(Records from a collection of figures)
--*--
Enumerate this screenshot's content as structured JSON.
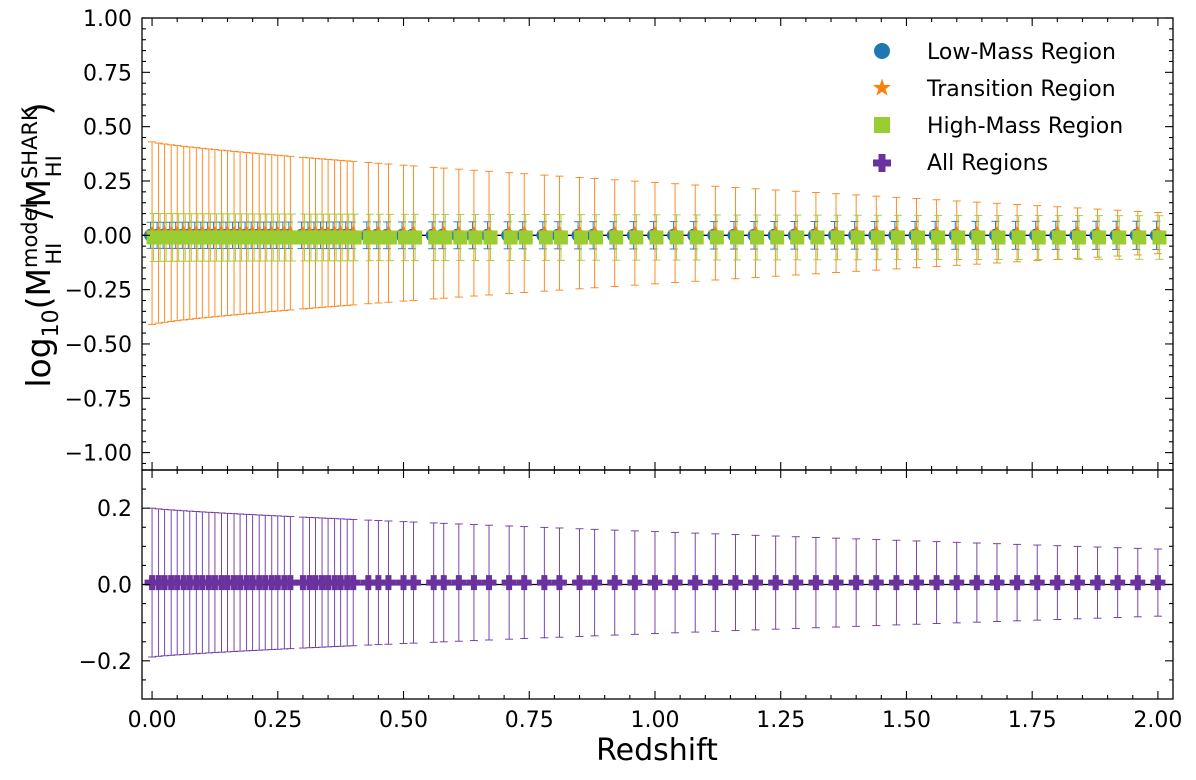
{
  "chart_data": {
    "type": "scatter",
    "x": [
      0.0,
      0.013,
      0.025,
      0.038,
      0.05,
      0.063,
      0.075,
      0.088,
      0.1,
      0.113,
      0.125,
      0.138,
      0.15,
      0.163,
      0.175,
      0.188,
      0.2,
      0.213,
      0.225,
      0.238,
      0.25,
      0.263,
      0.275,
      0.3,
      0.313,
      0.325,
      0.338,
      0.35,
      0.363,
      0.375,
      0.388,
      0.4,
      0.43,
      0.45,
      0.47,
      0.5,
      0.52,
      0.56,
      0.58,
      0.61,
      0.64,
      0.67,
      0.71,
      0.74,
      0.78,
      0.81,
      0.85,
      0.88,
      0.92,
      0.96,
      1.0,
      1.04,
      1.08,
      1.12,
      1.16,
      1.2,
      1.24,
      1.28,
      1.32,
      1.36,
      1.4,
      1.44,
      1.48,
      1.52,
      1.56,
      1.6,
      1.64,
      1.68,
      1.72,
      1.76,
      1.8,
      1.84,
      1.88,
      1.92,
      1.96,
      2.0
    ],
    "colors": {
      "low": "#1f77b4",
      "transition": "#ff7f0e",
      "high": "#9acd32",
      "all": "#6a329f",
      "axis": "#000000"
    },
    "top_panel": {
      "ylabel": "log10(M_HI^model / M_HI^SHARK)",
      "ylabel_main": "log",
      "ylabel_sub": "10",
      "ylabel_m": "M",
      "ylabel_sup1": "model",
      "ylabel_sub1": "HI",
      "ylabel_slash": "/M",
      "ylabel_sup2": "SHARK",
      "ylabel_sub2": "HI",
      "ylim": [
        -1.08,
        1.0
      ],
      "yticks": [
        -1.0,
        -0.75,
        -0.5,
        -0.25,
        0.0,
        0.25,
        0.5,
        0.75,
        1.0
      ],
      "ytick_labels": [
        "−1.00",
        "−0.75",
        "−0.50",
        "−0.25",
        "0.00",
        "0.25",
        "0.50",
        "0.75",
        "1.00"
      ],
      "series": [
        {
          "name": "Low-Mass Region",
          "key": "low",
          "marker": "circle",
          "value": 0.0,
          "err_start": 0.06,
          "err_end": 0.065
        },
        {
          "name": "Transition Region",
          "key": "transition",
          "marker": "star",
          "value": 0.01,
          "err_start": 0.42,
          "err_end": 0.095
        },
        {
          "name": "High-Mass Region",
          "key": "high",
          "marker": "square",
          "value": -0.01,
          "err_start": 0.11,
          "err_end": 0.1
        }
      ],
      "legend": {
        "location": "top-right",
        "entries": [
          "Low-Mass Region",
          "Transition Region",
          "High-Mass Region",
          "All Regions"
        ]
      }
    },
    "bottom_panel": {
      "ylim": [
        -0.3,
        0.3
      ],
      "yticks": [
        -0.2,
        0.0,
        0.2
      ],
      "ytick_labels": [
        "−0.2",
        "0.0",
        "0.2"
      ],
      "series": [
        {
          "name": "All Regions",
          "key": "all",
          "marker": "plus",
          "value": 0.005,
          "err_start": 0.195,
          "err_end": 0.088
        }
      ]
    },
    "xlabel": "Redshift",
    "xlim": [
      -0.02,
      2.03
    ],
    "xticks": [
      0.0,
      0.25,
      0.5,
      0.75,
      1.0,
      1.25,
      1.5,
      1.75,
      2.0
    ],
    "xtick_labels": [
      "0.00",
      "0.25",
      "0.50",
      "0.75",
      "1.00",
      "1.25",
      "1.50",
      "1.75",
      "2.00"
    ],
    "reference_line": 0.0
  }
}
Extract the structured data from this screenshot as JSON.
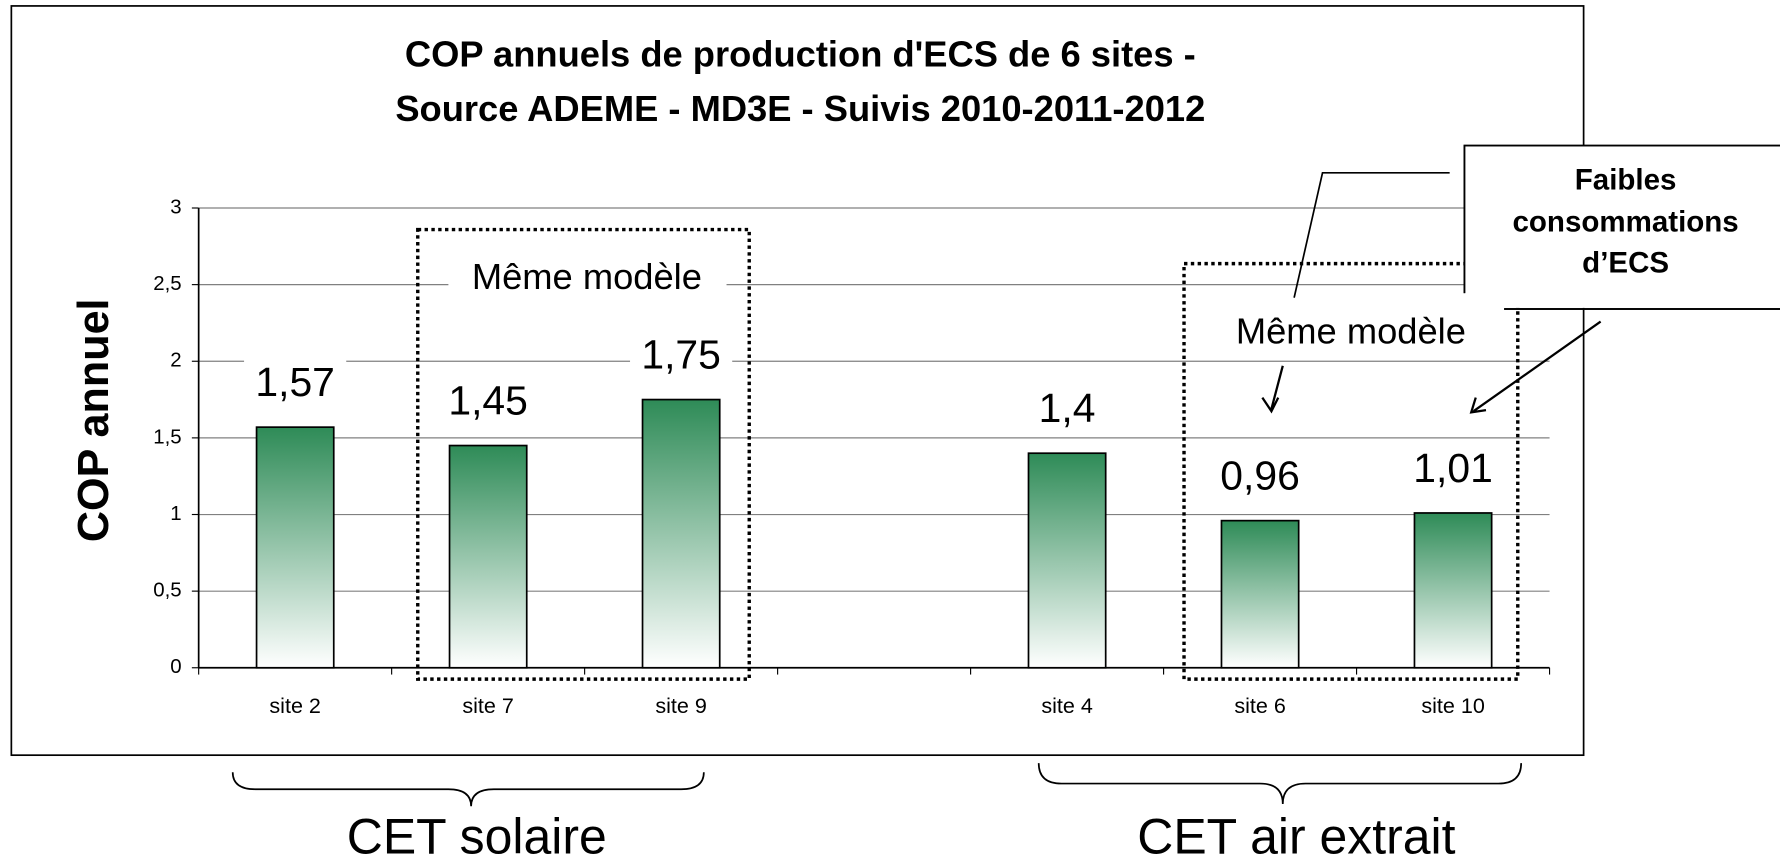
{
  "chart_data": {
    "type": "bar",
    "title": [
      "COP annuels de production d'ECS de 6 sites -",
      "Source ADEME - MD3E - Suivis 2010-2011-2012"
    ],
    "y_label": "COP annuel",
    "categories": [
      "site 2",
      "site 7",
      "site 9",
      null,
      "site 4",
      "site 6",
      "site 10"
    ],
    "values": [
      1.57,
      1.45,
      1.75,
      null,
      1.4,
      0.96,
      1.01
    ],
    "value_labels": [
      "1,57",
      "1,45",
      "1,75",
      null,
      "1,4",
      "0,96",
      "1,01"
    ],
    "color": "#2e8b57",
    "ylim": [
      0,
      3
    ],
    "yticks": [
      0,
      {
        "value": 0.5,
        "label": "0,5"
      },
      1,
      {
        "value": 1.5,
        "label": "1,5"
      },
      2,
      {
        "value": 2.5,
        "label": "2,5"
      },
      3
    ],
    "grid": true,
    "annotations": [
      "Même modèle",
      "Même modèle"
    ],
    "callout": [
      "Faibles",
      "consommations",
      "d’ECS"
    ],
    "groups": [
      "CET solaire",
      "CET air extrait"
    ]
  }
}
--*--
» TASK DETAILS:
The records shown above are to be repeated exactly, with the pictures left out.

» ANSWER TO THE PROBLEM:
Enumerate this screenshot's content as structured JSON.
{
  "chart_data": {
    "type": "scatter",
    "x": [
      0.0,
      0.013,
      0.025,
      0.038,
      0.05,
      0.063,
      0.075,
      0.088,
      0.1,
      0.113,
      0.125,
      0.138,
      0.15,
      0.163,
      0.175,
      0.188,
      0.2,
      0.213,
      0.225,
      0.238,
      0.25,
      0.263,
      0.275,
      0.3,
      0.313,
      0.325,
      0.338,
      0.35,
      0.363,
      0.375,
      0.388,
      0.4,
      0.43,
      0.45,
      0.47,
      0.5,
      0.52,
      0.56,
      0.58,
      0.61,
      0.64,
      0.67,
      0.71,
      0.74,
      0.78,
      0.81,
      0.85,
      0.88,
      0.92,
      0.96,
      1.0,
      1.04,
      1.08,
      1.12,
      1.16,
      1.2,
      1.24,
      1.28,
      1.32,
      1.36,
      1.4,
      1.44,
      1.48,
      1.52,
      1.56,
      1.6,
      1.64,
      1.68,
      1.72,
      1.76,
      1.8,
      1.84,
      1.88,
      1.92,
      1.96,
      2.0
    ],
    "colors": {
      "low": "#1f77b4",
      "transition": "#ff7f0e",
      "high": "#9acd32",
      "all": "#6a329f",
      "axis": "#000000"
    },
    "top_panel": {
      "ylabel": "log10(M_HI^model / M_HI^SHARK)",
      "ylabel_main": "log",
      "ylabel_sub": "10",
      "ylabel_m": "M",
      "ylabel_sup1": "model",
      "ylabel_sub1": "HI",
      "ylabel_slash": "/M",
      "ylabel_sup2": "SHARK",
      "ylabel_sub2": "HI",
      "ylim": [
        -1.08,
        1.0
      ],
      "yticks": [
        -1.0,
        -0.75,
        -0.5,
        -0.25,
        0.0,
        0.25,
        0.5,
        0.75,
        1.0
      ],
      "ytick_labels": [
        "−1.00",
        "−0.75",
        "−0.50",
        "−0.25",
        "0.00",
        "0.25",
        "0.50",
        "0.75",
        "1.00"
      ],
      "series": [
        {
          "name": "Low-Mass Region",
          "key": "low",
          "marker": "circle",
          "value": 0.0,
          "err_start": 0.06,
          "err_end": 0.065
        },
        {
          "name": "Transition Region",
          "key": "transition",
          "marker": "star",
          "value": 0.01,
          "err_start": 0.42,
          "err_end": 0.095
        },
        {
          "name": "High-Mass Region",
          "key": "high",
          "marker": "square",
          "value": -0.01,
          "err_start": 0.11,
          "err_end": 0.1
        }
      ],
      "legend": {
        "location": "top-right",
        "entries": [
          "Low-Mass Region",
          "Transition Region",
          "High-Mass Region",
          "All Regions"
        ]
      }
    },
    "bottom_panel": {
      "ylim": [
        -0.3,
        0.3
      ],
      "yticks": [
        -0.2,
        0.0,
        0.2
      ],
      "ytick_labels": [
        "−0.2",
        "0.0",
        "0.2"
      ],
      "series": [
        {
          "name": "All Regions",
          "key": "all",
          "marker": "plus",
          "value": 0.005,
          "err_start": 0.195,
          "err_end": 0.088
        }
      ]
    },
    "xlabel": "Redshift",
    "xlim": [
      -0.02,
      2.03
    ],
    "xticks": [
      0.0,
      0.25,
      0.5,
      0.75,
      1.0,
      1.25,
      1.5,
      1.75,
      2.0
    ],
    "xtick_labels": [
      "0.00",
      "0.25",
      "0.50",
      "0.75",
      "1.00",
      "1.25",
      "1.50",
      "1.75",
      "2.00"
    ],
    "reference_line": 0.0
  }
}
Extract the structured data from this screenshot as JSON.
{
  "chart_data": {
    "type": "bar",
    "title": [
      "COP annuels de production d'ECS de 6 sites -",
      "Source ADEME - MD3E - Suivis 2010-2011-2012"
    ],
    "y_label": "COP annuel",
    "categories": [
      "site 2",
      "site 7",
      "site 9",
      null,
      "site 4",
      "site 6",
      "site 10"
    ],
    "values": [
      1.57,
      1.45,
      1.75,
      null,
      1.4,
      0.96,
      1.01
    ],
    "value_labels": [
      "1,57",
      "1,45",
      "1,75",
      null,
      "1,4",
      "0,96",
      "1,01"
    ],
    "color": "#2e8b57",
    "ylim": [
      0,
      3
    ],
    "yticks": [
      0,
      {
        "value": 0.5,
        "label": "0,5"
      },
      1,
      {
        "value": 1.5,
        "label": "1,5"
      },
      2,
      {
        "value": 2.5,
        "label": "2,5"
      },
      3
    ],
    "grid": true,
    "annotations": [
      "Même modèle",
      "Même modèle"
    ],
    "callout": [
      "Faibles",
      "consommations",
      "d’ECS"
    ],
    "groups": [
      "CET solaire",
      "CET air extrait"
    ]
  }
}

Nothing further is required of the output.